____ Available data
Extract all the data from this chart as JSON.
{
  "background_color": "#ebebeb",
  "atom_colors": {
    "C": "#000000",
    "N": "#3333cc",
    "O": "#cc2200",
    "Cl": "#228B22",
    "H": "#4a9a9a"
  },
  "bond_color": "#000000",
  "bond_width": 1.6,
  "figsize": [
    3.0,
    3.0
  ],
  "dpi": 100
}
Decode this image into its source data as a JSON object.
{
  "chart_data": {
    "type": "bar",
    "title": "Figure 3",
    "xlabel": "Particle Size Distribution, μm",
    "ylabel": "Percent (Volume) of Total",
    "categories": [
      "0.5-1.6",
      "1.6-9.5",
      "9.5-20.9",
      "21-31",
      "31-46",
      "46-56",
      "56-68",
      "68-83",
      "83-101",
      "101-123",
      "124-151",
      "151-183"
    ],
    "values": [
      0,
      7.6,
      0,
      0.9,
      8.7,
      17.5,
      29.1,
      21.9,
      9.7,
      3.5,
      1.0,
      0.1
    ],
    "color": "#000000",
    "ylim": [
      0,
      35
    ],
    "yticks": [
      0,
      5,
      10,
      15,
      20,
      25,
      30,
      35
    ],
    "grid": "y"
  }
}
________
Written task
Could you reproduce every record above exactly as it appears?

Answer below
Extract all the data from this chart as JSON.
{
  "background_color": "#ebebeb",
  "atom_colors": {
    "C": "#000000",
    "N": "#3333cc",
    "O": "#cc2200",
    "Cl": "#228B22",
    "H": "#4a9a9a"
  },
  "bond_color": "#000000",
  "bond_width": 1.6,
  "figsize": [
    3.0,
    3.0
  ],
  "dpi": 100
}
Decode this image into its source data as a JSON object.
{
  "chart_data": {
    "type": "bar",
    "title": "Figure 3",
    "xlabel": "Particle Size Distribution, μm",
    "ylabel": "Percent (Volume) of Total",
    "categories": [
      "0.5-1.6",
      "1.6-9.5",
      "9.5-20.9",
      "21-31",
      "31-46",
      "46-56",
      "56-68",
      "68-83",
      "83-101",
      "101-123",
      "124-151",
      "151-183"
    ],
    "values": [
      0,
      7.6,
      0,
      0.9,
      8.7,
      17.5,
      29.1,
      21.9,
      9.7,
      3.5,
      1.0,
      0.1
    ],
    "color": "#000000",
    "ylim": [
      0,
      35
    ],
    "yticks": [
      0,
      5,
      10,
      15,
      20,
      25,
      30,
      35
    ],
    "grid": "y"
  }
}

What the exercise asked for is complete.